BEGIN Excerpted data
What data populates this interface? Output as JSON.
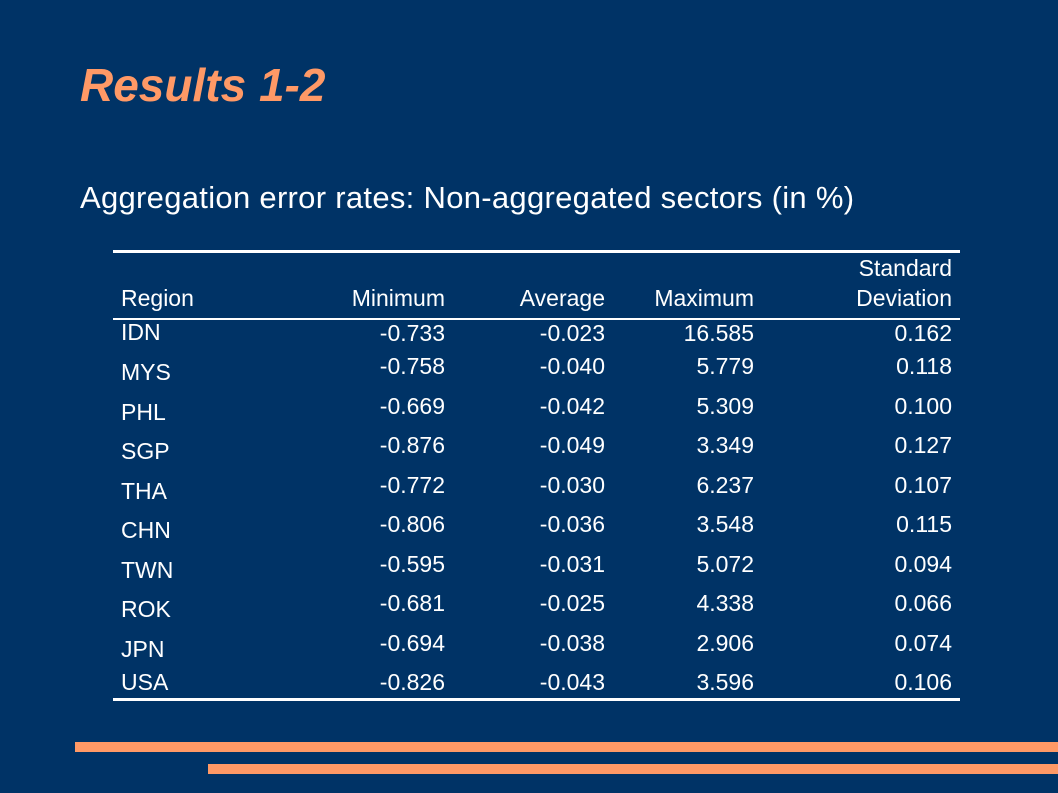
{
  "slide": {
    "title": "Results 1-2",
    "subtitle": "Aggregation error rates: Non-aggregated sectors (in %)"
  },
  "table": {
    "headers": {
      "region": "Region",
      "minimum": "Minimum",
      "average": "Average",
      "maximum": "Maximum",
      "std_line1": "Standard",
      "std_line2": "Deviation"
    },
    "rows": [
      {
        "region": "IDN",
        "minimum": "-0.733",
        "average": "-0.023",
        "maximum": "16.585",
        "std": "0.162"
      },
      {
        "region": "MYS",
        "minimum": "-0.758",
        "average": "-0.040",
        "maximum": "5.779",
        "std": "0.118"
      },
      {
        "region": "PHL",
        "minimum": "-0.669",
        "average": "-0.042",
        "maximum": "5.309",
        "std": "0.100"
      },
      {
        "region": "SGP",
        "minimum": "-0.876",
        "average": "-0.049",
        "maximum": "3.349",
        "std": "0.127"
      },
      {
        "region": "THA",
        "minimum": "-0.772",
        "average": "-0.030",
        "maximum": "6.237",
        "std": "0.107"
      },
      {
        "region": "CHN",
        "minimum": "-0.806",
        "average": "-0.036",
        "maximum": "3.548",
        "std": "0.115"
      },
      {
        "region": "TWN",
        "minimum": "-0.595",
        "average": "-0.031",
        "maximum": "5.072",
        "std": "0.094"
      },
      {
        "region": "ROK",
        "minimum": "-0.681",
        "average": "-0.025",
        "maximum": "4.338",
        "std": "0.066"
      },
      {
        "region": "JPN",
        "minimum": "-0.694",
        "average": "-0.038",
        "maximum": "2.906",
        "std": "0.074"
      },
      {
        "region": "USA",
        "minimum": "-0.826",
        "average": "-0.043",
        "maximum": "3.596",
        "std": "0.106"
      }
    ]
  },
  "colors": {
    "background": "#003366",
    "accent": "#ff9966",
    "text": "#ffffff"
  }
}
END Excerpted data
**Aim of the task**
Copy each line that holds the word "maximum".

**Response to the exercise**
      "maximum": "Maximum",
        "maximum": "16.585",
        "maximum": "5.779",
        "maximum": "5.309",
        "maximum": "3.349",
        "maximum": "6.237",
        "maximum": "3.548",
        "maximum": "5.072",
        "maximum": "4.338",
        "maximum": "2.906",
        "maximum": "3.596",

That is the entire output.